>> Start Source material

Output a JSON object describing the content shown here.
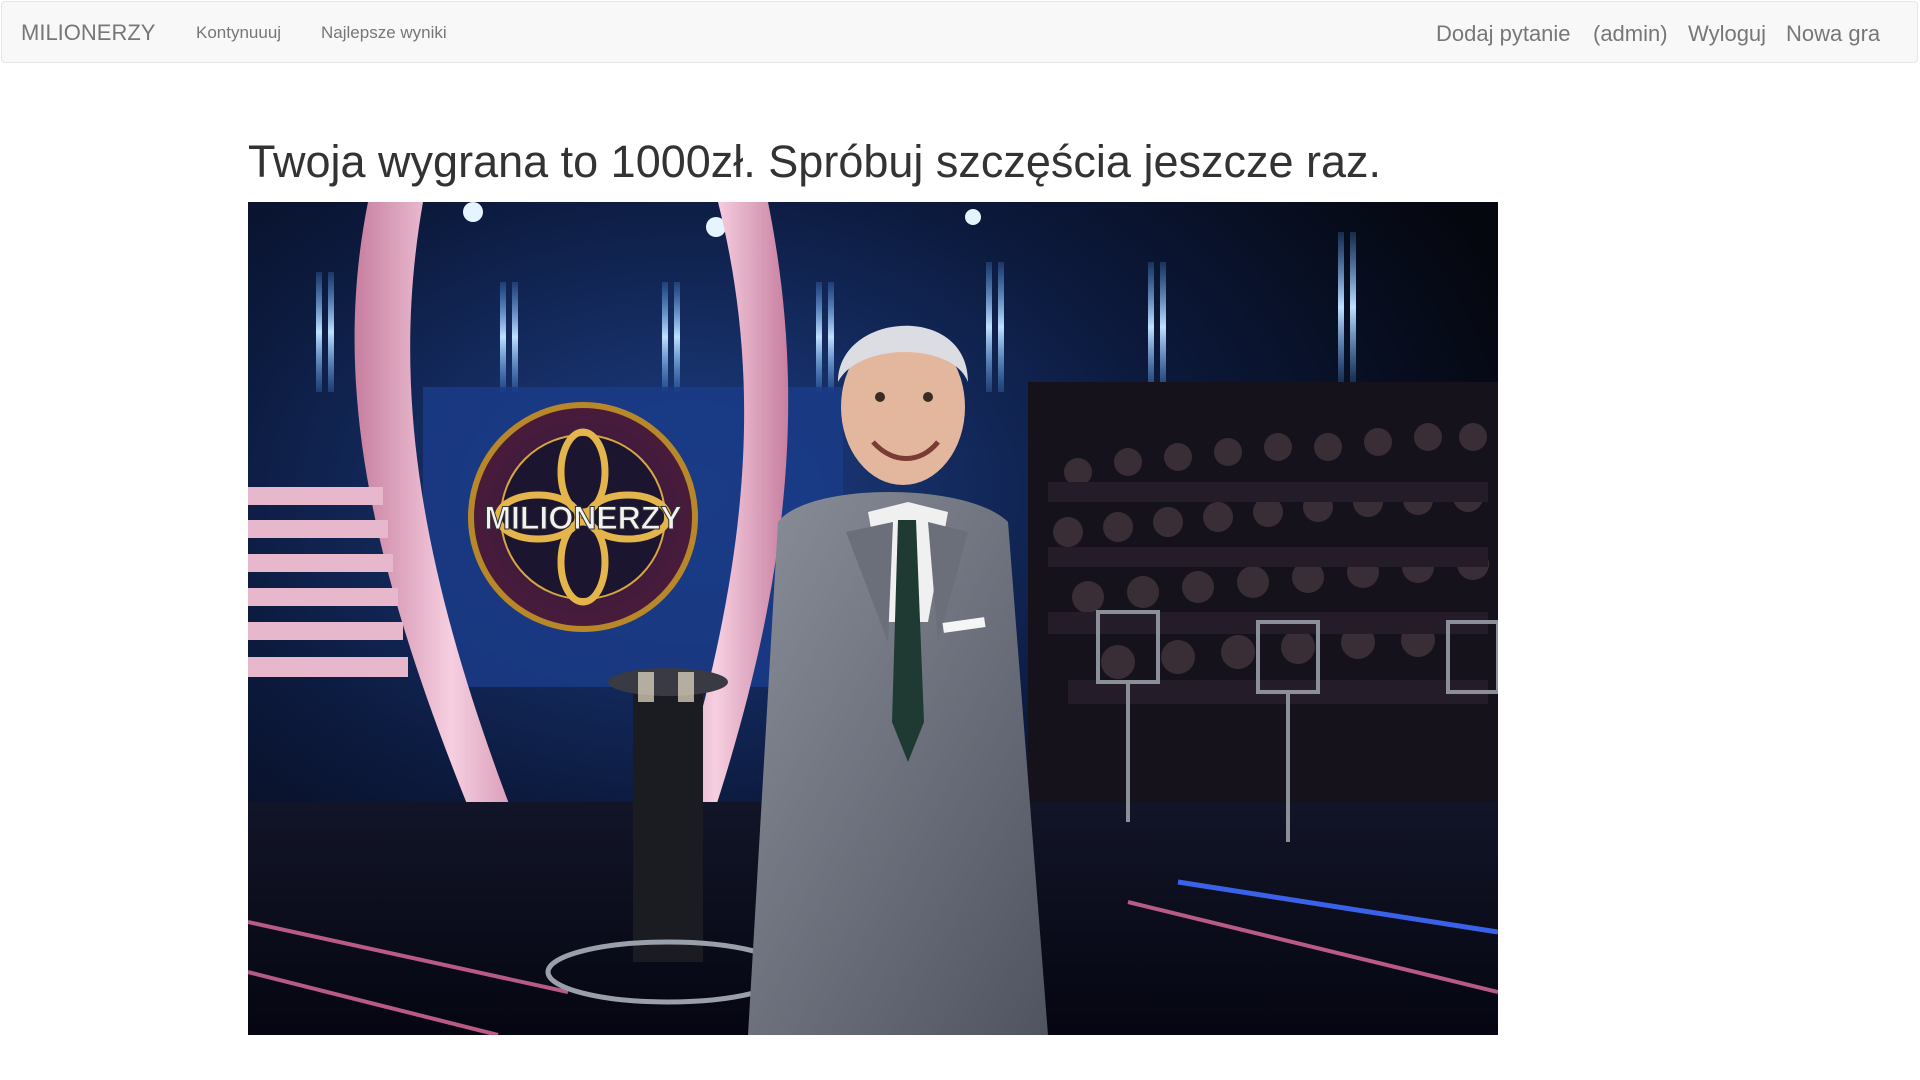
{
  "navbar": {
    "brand": "MILIONERZY",
    "left_links": [
      {
        "label": "Kontynuuuj"
      },
      {
        "label": "Najlepsze wyniki"
      }
    ],
    "right_links": [
      {
        "label": "Dodaj pytanie"
      },
      {
        "label": "(admin)"
      },
      {
        "label": "Wyloguj"
      },
      {
        "label": "Nowa gra"
      }
    ]
  },
  "main": {
    "title": "Twoja wygrana to 1000zł. Spróbuj szczęścia jeszcze raz.",
    "photo": {
      "logo_text": "MILIONERZY"
    }
  }
}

>> End Source material

Each record above should be copied character for character, with pictures dropped.

Output a JSON object describing the content shown here.
{
  "navbar": {
    "brand": "MILIONERZY",
    "left_links": [
      {
        "label": "Kontynuuuj"
      },
      {
        "label": "Najlepsze wyniki"
      }
    ],
    "right_links": [
      {
        "label": "Dodaj pytanie"
      },
      {
        "label": "(admin)"
      },
      {
        "label": "Wyloguj"
      },
      {
        "label": "Nowa gra"
      }
    ]
  },
  "main": {
    "title": "Twoja wygrana to 1000zł. Spróbuj szczęścia jeszcze raz.",
    "photo": {
      "logo_text": "MILIONERZY"
    }
  }
}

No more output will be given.